== Segment start ==

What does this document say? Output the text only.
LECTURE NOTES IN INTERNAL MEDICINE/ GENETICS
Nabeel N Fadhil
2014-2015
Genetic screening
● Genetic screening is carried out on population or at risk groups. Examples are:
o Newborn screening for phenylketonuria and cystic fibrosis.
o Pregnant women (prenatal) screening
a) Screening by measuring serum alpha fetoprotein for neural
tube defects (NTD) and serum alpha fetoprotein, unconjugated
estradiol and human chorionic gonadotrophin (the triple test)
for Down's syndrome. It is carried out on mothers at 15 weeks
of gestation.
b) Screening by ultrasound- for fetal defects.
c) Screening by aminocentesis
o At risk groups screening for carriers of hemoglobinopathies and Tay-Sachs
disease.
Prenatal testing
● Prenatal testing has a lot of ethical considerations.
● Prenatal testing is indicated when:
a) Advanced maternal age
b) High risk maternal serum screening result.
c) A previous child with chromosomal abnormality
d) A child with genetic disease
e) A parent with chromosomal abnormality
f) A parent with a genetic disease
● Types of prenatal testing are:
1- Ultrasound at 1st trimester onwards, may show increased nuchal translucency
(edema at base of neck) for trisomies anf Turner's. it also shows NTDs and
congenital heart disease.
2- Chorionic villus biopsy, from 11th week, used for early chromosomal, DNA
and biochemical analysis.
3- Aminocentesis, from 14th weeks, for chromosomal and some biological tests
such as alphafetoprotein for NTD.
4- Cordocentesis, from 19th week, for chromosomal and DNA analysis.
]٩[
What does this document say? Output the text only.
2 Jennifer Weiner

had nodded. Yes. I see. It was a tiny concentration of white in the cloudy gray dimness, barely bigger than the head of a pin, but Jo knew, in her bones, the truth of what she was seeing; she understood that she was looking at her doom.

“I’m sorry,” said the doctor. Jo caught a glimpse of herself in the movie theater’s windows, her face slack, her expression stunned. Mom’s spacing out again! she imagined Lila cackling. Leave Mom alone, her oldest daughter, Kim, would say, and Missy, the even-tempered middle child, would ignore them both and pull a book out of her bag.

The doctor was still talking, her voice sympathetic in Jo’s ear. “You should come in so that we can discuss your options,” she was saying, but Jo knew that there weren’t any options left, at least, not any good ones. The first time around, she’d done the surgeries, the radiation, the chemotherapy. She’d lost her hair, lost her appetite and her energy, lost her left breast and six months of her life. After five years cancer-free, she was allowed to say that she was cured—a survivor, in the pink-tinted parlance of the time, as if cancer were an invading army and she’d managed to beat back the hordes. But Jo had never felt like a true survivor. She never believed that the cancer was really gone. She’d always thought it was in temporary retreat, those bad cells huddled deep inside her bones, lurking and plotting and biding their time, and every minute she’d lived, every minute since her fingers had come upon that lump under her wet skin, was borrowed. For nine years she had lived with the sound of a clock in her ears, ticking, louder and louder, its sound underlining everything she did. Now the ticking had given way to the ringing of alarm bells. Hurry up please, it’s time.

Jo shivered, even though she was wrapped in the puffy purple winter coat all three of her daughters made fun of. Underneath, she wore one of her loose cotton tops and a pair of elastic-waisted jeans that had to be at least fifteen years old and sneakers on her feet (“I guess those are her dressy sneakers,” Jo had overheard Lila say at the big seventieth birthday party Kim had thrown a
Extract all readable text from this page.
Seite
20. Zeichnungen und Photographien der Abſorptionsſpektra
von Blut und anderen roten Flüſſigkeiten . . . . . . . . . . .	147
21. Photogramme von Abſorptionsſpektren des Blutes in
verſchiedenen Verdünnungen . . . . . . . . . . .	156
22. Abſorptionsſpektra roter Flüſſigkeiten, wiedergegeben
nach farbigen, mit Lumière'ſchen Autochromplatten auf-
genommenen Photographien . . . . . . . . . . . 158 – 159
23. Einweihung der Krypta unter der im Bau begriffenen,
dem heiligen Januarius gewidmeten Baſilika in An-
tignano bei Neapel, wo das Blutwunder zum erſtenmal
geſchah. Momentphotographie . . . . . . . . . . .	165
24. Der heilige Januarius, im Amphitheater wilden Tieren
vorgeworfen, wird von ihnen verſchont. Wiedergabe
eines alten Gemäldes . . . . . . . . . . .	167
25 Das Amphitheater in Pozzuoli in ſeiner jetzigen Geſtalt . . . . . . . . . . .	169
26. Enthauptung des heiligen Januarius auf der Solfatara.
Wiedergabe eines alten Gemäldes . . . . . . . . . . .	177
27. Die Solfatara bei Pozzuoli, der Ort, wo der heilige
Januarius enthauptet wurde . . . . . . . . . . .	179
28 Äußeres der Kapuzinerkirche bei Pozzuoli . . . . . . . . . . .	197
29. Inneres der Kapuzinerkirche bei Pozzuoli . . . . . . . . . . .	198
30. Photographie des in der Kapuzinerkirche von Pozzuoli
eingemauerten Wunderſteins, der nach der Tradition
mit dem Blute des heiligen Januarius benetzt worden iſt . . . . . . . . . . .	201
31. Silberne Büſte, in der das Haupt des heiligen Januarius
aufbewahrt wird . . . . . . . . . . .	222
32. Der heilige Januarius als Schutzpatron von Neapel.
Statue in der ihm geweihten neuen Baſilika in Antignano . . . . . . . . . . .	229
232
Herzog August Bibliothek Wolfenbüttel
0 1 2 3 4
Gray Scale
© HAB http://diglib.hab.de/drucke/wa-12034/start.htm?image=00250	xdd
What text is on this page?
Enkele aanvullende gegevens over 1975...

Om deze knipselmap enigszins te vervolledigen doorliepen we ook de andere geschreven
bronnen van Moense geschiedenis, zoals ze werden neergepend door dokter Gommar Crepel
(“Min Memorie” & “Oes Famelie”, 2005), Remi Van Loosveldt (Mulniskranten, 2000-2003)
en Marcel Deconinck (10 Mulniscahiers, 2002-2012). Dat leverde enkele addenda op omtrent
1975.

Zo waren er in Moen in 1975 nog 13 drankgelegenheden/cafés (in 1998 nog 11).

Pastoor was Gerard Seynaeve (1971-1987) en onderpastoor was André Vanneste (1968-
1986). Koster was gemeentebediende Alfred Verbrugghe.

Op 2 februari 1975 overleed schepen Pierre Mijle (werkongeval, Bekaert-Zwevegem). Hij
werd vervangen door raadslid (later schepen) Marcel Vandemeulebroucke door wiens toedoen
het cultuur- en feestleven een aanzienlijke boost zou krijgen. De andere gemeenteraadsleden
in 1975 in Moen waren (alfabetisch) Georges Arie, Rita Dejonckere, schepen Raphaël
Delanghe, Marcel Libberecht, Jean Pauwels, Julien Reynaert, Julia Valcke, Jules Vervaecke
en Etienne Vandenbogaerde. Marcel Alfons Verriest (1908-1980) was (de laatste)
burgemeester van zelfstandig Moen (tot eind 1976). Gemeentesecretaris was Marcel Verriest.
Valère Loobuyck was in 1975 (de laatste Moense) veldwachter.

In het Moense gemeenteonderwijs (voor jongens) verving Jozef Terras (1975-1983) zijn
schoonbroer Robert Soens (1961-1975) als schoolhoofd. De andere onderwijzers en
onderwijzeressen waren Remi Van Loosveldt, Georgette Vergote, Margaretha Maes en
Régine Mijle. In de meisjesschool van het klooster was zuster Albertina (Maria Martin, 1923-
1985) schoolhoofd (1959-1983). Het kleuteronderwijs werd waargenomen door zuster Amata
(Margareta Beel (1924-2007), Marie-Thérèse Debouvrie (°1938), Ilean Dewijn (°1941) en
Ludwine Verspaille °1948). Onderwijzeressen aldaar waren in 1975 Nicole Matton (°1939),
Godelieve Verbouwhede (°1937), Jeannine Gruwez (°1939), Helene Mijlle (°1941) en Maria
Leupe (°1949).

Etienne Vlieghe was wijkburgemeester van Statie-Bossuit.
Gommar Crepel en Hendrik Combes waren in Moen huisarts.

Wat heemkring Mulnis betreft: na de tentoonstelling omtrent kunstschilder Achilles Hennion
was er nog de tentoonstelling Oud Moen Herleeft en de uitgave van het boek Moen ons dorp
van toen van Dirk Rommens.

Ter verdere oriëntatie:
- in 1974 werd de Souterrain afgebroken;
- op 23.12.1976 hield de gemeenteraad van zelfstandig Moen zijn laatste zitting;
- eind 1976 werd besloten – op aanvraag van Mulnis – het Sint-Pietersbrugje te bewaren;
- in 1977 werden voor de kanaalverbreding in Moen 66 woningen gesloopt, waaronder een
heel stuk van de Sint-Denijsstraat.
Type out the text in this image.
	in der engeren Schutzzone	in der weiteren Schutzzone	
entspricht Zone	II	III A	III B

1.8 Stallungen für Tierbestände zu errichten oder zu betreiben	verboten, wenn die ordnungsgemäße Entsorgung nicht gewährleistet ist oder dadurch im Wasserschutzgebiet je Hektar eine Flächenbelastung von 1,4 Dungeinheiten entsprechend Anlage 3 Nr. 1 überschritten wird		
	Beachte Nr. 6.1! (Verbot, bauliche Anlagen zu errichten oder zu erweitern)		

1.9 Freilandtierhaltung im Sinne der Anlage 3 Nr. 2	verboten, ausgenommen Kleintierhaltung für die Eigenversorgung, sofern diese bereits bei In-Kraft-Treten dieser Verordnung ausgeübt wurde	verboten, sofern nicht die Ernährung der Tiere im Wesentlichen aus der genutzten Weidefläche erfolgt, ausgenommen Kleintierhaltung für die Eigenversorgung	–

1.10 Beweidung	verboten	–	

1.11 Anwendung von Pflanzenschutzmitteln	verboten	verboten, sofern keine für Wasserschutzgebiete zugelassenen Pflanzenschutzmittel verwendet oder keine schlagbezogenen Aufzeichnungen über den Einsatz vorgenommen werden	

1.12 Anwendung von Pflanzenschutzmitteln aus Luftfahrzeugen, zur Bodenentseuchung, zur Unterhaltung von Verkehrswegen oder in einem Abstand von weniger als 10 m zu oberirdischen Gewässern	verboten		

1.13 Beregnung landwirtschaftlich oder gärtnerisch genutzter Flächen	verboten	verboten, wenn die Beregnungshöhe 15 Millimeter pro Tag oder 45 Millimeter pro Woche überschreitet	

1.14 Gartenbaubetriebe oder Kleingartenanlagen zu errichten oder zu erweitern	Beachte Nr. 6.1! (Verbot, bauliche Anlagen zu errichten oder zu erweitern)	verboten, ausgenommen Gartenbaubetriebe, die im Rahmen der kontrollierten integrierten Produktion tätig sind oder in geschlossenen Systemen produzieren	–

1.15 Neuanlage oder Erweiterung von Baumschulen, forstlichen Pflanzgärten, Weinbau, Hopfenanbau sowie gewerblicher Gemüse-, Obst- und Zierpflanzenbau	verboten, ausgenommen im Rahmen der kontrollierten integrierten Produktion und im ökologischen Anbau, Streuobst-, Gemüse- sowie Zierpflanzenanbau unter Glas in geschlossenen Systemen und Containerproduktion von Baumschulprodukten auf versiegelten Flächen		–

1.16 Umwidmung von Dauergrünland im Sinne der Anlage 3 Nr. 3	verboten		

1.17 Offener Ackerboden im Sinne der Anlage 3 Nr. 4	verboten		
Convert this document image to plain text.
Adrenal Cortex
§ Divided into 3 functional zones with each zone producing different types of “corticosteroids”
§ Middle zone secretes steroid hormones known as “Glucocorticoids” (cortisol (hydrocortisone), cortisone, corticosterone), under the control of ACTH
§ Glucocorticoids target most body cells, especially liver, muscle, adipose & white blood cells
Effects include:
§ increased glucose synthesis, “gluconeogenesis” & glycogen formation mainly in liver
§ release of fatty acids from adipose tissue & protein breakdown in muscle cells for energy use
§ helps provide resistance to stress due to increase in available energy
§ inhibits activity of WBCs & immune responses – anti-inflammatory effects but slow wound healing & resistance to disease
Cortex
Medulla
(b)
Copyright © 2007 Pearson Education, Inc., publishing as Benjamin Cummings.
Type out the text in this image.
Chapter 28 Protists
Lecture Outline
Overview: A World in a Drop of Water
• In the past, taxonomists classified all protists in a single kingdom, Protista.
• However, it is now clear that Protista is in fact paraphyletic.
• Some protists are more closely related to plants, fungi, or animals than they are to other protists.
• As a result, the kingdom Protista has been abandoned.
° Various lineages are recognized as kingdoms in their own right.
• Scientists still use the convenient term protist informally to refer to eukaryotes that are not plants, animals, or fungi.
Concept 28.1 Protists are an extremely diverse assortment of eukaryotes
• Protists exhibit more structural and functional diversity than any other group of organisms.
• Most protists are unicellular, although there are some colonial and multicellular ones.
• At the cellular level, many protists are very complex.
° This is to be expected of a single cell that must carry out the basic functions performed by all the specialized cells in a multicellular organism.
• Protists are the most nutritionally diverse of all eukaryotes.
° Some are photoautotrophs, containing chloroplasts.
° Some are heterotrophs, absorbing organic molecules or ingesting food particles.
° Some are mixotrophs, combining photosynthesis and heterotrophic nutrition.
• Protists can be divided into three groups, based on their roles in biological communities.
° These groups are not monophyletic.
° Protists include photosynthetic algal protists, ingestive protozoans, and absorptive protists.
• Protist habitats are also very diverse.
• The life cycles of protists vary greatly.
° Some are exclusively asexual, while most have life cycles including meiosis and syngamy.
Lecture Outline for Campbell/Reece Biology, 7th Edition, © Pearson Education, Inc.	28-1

== Segment end ==

[EXERCISE] For every line in the data above that holds "multicellular", return the line itself.

[YOUR RESPONSE]
• Most protists are unicellular, although there are some colonial and multicellular ones.
° This is to be expected of a single cell that must carry out the basic functions performed by all the specialized cells in a multicellular organism.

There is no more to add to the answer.